Bug #8043
The origin field for EML documents isn't properly extracted when references are used
0%
Description
We just ran into this with the following EML record: https://knb.ecoinformatics.org/#view/doi:10.5063/F15B00CC
The EML has six creators (Kiesecker, Fargione, Baruch-Mordo, Trainor, Ryan, Patterson) but the origin field in the Solr index has two (Ryan, Patterson). After some digging, we realized this was likely because the indexing component responsible for EML doesn't respect EML references. The XML for the relevant section is:
<creator scope="document">
<references>1484778487589</references>
</creator>
<creator scope="document">
<references>1484778426939</references>
</creator>
<creator scope="document">
<references>1484778028081</references>
</creator>
<creator scope="document">
<references>1484778171131</references>
</creator>
<creator id="1485385283277" scope="document">
<individualName>
<salutation>Dr.</salutation>
<givenName>Joe</givenName>
<surName>Ryan</surName>
</individualName>
<organizationName>University of Colorado Boulder</organizationName>
<positionName>Professor</positionName>
<electronicMailAddress>joseph.ryan@colorado.edu</electronicMailAddress>
</creator>
<creator id="1484777776976" scope="document">
<individualName>
<salutation>Dr.</salutation>
<givenName>Lauren</givenName>
<surName>Patterson</surName>
</individualName>
<organizationName>Duke University</organizationName>
<positionName>Water Policy Associate</positionName>
<address scope="document">
<deliveryPoint>Nicholas Institute for Environmental Policy Solutions, Duke University</deliveryPoint>
<city>Durham</city>
<administrativeArea>NC</administrativeArea>
<postalCode>27708</postalCode>
<country>USA</country>
</address>
<electronicMailAddress>lauren.patterson@duke.edu</electronicMailAddress>
</creator>
It would be really nice if the origin field got populated with all those referenced creators.

------------------------------------------------------------------------

Reproduce the bug report above word for word, from its title line through its final sentence.

Boxed element entries
------------------------------------------------------------------------

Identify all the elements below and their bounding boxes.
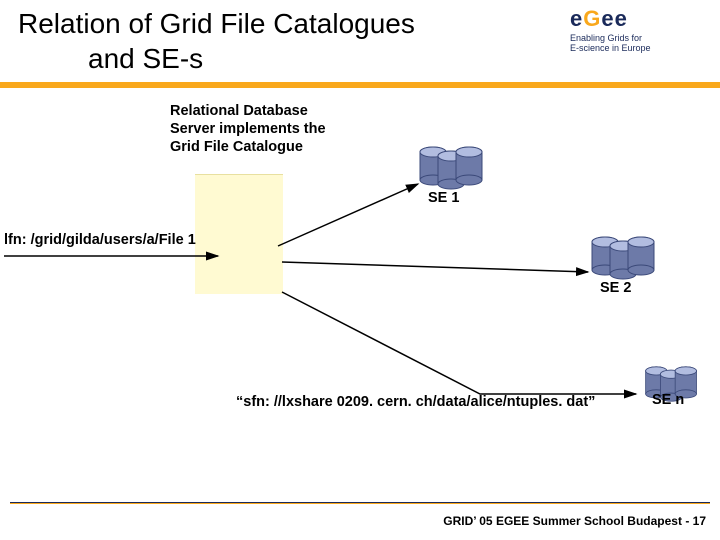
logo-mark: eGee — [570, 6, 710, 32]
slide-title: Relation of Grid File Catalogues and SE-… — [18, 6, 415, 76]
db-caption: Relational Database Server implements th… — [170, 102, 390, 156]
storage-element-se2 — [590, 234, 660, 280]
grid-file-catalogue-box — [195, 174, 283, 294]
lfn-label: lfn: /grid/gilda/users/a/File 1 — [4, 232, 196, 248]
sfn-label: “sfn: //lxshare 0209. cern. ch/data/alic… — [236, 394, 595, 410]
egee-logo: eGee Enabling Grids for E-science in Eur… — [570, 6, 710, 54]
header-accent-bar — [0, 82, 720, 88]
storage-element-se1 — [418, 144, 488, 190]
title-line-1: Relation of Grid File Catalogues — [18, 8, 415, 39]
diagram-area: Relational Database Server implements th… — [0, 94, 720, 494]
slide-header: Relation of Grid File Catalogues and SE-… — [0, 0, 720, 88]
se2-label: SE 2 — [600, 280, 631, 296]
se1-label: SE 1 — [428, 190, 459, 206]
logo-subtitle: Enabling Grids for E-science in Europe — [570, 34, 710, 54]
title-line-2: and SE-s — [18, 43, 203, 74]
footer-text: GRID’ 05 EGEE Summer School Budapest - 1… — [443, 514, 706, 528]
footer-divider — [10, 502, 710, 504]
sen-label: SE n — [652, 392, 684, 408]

------------------------------------------------------------------------

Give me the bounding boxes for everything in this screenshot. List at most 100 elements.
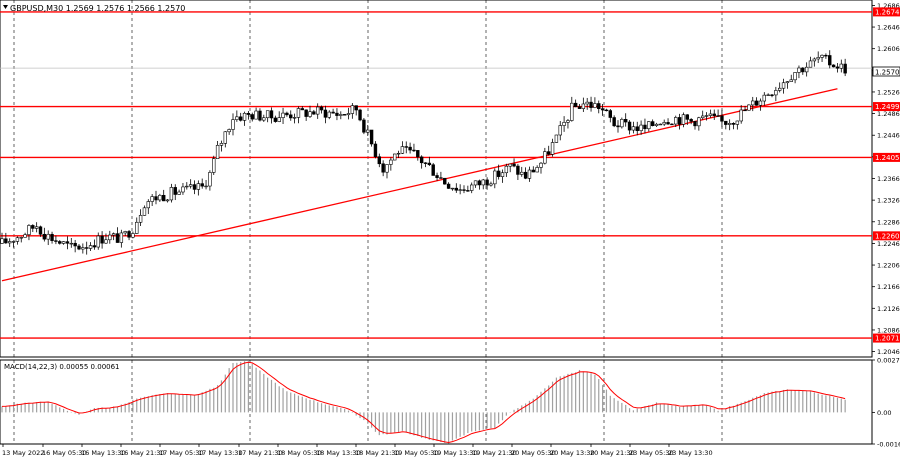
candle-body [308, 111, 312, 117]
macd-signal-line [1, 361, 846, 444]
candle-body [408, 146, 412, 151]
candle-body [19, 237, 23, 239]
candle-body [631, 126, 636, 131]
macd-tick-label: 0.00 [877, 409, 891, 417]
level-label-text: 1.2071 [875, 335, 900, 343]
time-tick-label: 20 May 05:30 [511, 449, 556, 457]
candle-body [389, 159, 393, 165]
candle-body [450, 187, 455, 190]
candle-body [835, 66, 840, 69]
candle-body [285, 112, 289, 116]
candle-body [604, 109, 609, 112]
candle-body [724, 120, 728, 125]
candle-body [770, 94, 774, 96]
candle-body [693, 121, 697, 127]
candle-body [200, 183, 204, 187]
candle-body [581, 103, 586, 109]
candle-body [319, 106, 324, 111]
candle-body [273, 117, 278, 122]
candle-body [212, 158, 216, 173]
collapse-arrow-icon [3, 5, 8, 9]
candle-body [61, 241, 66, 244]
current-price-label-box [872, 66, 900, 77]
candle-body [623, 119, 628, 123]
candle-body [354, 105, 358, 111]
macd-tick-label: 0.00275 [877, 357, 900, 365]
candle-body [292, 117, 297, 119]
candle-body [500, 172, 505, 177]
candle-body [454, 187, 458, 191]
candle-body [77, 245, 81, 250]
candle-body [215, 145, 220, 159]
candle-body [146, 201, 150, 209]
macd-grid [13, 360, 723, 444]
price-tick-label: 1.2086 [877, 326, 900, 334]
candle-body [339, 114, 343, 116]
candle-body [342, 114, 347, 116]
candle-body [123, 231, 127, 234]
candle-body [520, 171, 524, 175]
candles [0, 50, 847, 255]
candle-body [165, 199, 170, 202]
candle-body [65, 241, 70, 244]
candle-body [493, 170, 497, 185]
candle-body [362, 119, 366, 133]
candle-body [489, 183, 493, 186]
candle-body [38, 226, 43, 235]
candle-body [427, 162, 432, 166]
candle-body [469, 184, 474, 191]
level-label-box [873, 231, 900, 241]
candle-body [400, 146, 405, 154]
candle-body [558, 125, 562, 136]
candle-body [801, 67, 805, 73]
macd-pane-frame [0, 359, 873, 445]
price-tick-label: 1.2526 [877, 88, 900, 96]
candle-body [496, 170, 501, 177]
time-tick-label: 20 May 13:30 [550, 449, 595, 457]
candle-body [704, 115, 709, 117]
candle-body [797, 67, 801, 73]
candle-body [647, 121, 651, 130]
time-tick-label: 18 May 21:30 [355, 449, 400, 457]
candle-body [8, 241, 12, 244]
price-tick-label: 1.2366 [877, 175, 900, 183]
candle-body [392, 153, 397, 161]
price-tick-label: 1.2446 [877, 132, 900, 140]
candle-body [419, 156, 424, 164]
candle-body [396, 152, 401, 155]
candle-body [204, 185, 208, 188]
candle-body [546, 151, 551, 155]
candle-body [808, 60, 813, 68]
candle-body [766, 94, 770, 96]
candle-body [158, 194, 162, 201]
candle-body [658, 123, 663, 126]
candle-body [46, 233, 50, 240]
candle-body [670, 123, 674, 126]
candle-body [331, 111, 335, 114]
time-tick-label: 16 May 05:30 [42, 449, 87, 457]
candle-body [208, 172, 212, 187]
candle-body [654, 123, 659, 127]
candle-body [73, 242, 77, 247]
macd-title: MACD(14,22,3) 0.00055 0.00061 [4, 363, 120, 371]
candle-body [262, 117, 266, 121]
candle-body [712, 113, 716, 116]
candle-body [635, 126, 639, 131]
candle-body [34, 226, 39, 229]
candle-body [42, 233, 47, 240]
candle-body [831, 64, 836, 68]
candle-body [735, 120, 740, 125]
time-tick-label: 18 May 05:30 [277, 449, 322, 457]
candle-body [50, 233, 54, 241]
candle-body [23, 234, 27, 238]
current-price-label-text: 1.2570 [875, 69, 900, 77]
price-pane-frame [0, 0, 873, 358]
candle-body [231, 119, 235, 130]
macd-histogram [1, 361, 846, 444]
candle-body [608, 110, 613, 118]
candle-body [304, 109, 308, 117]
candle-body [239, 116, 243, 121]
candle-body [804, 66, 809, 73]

------------------------------------------------------------------------

→ The result
Bug #8043
The origin field for EML documents isn't properly extracted when references are used
0%
Description
We just ran into this with the following EML record: https://knb.ecoinformatics.org/#view/doi:10.5063/F15B00CC
The EML has six creators (Kiesecker, Fargione, Baruch-Mordo, Trainor, Ryan, Patterson) but the origin field in the Solr index has two (Ryan, Patterson). After some digging, we realized this was likely because the indexing component responsible for EML doesn't respect EML references. The XML for the relevant section is:
<creator scope="document">
<references>1484778487589</references>
</creator>
<creator scope="document">
<references>1484778426939</references>
</creator>
<creator scope="document">
<references>1484778028081</references>
</creator>
<creator scope="document">
<references>1484778171131</references>
</creator>
<creator id="1485385283277" scope="document">
<individualName>
<salutation>Dr.</salutation>
<givenName>Joe</givenName>
<surName>Ryan</surName>
</individualName>
<organizationName>University of Colorado Boulder</organizationName>
<positionName>Professor</positionName>
<electronicMailAddress>joseph.ryan@colorado.edu</electronicMailAddress>
</creator>
<creator id="1484777776976" scope="document">
<individualName>
<salutation>Dr.</salutation>
<givenName>Lauren</givenName>
<surName>Patterson</surName>
</individualName>
<organizationName>Duke University</organizationName>
<positionName>Water Policy Associate</positionName>
<address scope="document">
<deliveryPoint>Nicholas Institute for Environmental Policy Solutions, Duke University</deliveryPoint>
<city>Durham</city>
<administrativeArea>NC</administrativeArea>
<postalCode>27708</postalCode>
<country>USA</country>
</address>
<electronicMailAddress>lauren.patterson@duke.edu</electronicMailAddress>
</creator>
It would be really nice if the origin field got populated with all those referenced creators.